§ **Given request**:
Pick out each line of the records that includes the string "Samms", and copy it.

§ **Records supplied**:

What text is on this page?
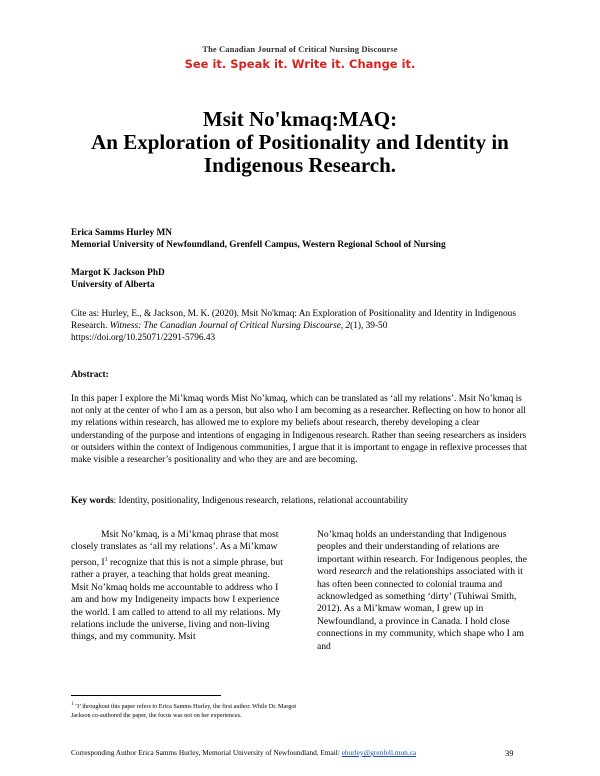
The Canadian Journal of Critical Nursing Discourse
See it. Speak it. Write it. Change it.
Msit No'kmaq:MAQ:
An Exploration of Positionality and Identity in
Indigenous Research.
Erica Samms Hurley MN
Memorial University of Newfoundland, Grenfell Campus, Western Regional School of Nursing
Margot K Jackson PhD
University of Alberta
Cite as: Hurley, E., & Jackson, M. K. (2020). Msit No'kmaq: An Exploration of Positionality and Identity in Indigenous Research. Witness: The Canadian Journal of Critical Nursing Discourse, 2(1), 39-50
https://doi.org/10.25071/2291-5796.43
Abstract:
In this paper I explore the Mi’kmaq words Mist No’kmaq, which can be translated as ‘all my relations’. Msit No’kmaq is not only at the center of who I am as a person, but also who I am becoming as a researcher. Reflecting on how to honor all my relations within research, has allowed me to explore my beliefs about research, thereby developing a clear understanding of the purpose and intentions of engaging in Indigenous research. Rather than seeing researchers as insiders or outsiders within the context of Indigenous communities, I argue that it is important to engage in reflexive processes that make visible a researcher’s positionality and who they are and are becoming.
Key words: Identity, positionality, Indigenous research, relations, relational accountability
Msit No’kmaq, is a Mi’kmaq phrase that most closely translates as ‘all my relations’. As a Mi’kmaw person, $I^1$ recognize that this is not a simple phrase, but rather a prayer, a teaching that holds great meaning. Msit No’kmaq holds me accountable to address who I am and how my Indigeneity impacts how I experience the world. I am called to attend to all my relations. My relations include the universe, living and non-living things, and my community. Msit
No’kmaq holds an understanding that Indigenous peoples and their understanding of relations are important within research. For Indigenous peoples, the word research and the relationships associated with it has often been connected to colonial trauma and acknowledged as something ‘dirty’ (Tuhiwai Smith, 2012). As a Mi’kmaw woman, I grew up in Newfoundland, a province in Canada. I hold close connections in my community, which shape who I am and
$^1$ ‘I’ throughout this paper refers to Erica Samms Hurley, the first author. While Dr. Margot Jackson co-authored the paper, the focus was not on her experiences.
Corresponding Author Erica Samms Hurley, Memorial University of Newfoundland. Email: ehurley@grenfell.mun.ca	39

§ **Finished task**:
Erica Samms Hurley MN
$^1$ ‘I’ throughout this paper refers to Erica Samms Hurley, the first author. While Dr. Margot Jackson co-authored the paper, the focus was not on her experiences.
Corresponding Author Erica Samms Hurley, Memorial University of Newfoundland. Email: ehurley@grenfell.mun.ca	39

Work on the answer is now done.